--- BEGIN Raw records ---

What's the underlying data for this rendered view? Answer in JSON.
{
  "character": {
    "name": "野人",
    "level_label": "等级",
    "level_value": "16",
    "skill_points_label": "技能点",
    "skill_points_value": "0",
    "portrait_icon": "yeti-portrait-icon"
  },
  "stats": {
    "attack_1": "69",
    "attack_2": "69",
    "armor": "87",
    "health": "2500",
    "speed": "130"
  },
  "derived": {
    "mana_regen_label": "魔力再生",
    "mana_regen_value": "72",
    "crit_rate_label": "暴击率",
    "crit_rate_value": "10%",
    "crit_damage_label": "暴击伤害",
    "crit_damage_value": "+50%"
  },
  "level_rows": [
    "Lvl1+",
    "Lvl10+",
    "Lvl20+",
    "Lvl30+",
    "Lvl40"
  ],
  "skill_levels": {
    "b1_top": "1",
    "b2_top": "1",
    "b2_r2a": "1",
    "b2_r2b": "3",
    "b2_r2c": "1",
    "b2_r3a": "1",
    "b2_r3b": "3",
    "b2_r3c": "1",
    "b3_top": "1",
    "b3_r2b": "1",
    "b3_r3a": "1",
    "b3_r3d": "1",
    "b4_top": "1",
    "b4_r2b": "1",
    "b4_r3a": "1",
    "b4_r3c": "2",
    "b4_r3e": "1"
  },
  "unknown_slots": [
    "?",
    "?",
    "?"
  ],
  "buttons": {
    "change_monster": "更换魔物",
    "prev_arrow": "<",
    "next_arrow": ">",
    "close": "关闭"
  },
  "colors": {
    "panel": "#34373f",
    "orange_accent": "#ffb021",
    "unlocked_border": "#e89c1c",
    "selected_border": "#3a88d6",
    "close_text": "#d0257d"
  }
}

--- END Raw records ---

▶ Do this
Return the entries in full, keeping every line exactly as it is.

▶ Solved problem
What's the underlying data for this rendered view? Answer in JSON.
{
  "character": {
    "name": "野人",
    "level_label": "等级",
    "level_value": "16",
    "skill_points_label": "技能点",
    "skill_points_value": "0",
    "portrait_icon": "yeti-portrait-icon"
  },
  "stats": {
    "attack_1": "69",
    "attack_2": "69",
    "armor": "87",
    "health": "2500",
    "speed": "130"
  },
  "derived": {
    "mana_regen_label": "魔力再生",
    "mana_regen_value": "72",
    "crit_rate_label": "暴击率",
    "crit_rate_value": "10%",
    "crit_damage_label": "暴击伤害",
    "crit_damage_value": "+50%"
  },
  "level_rows": [
    "Lvl1+",
    "Lvl10+",
    "Lvl20+",
    "Lvl30+",
    "Lvl40"
  ],
  "skill_levels": {
    "b1_top": "1",
    "b2_top": "1",
    "b2_r2a": "1",
    "b2_r2b": "3",
    "b2_r2c": "1",
    "b2_r3a": "1",
    "b2_r3b": "3",
    "b2_r3c": "1",
    "b3_top": "1",
    "b3_r2b": "1",
    "b3_r3a": "1",
    "b3_r3d": "1",
    "b4_top": "1",
    "b4_r2b": "1",
    "b4_r3a": "1",
    "b4_r3c": "2",
    "b4_r3e": "1"
  },
  "unknown_slots": [
    "?",
    "?",
    "?"
  ],
  "buttons": {
    "change_monster": "更换魔物",
    "prev_arrow": "<",
    "next_arrow": ">",
    "close": "关闭"
  },
  "colors": {
    "panel": "#34373f",
    "orange_accent": "#ffb021",
    "unlocked_border": "#e89c1c",
    "selected_border": "#3a88d6",
    "close_text": "#d0257d"
  }
}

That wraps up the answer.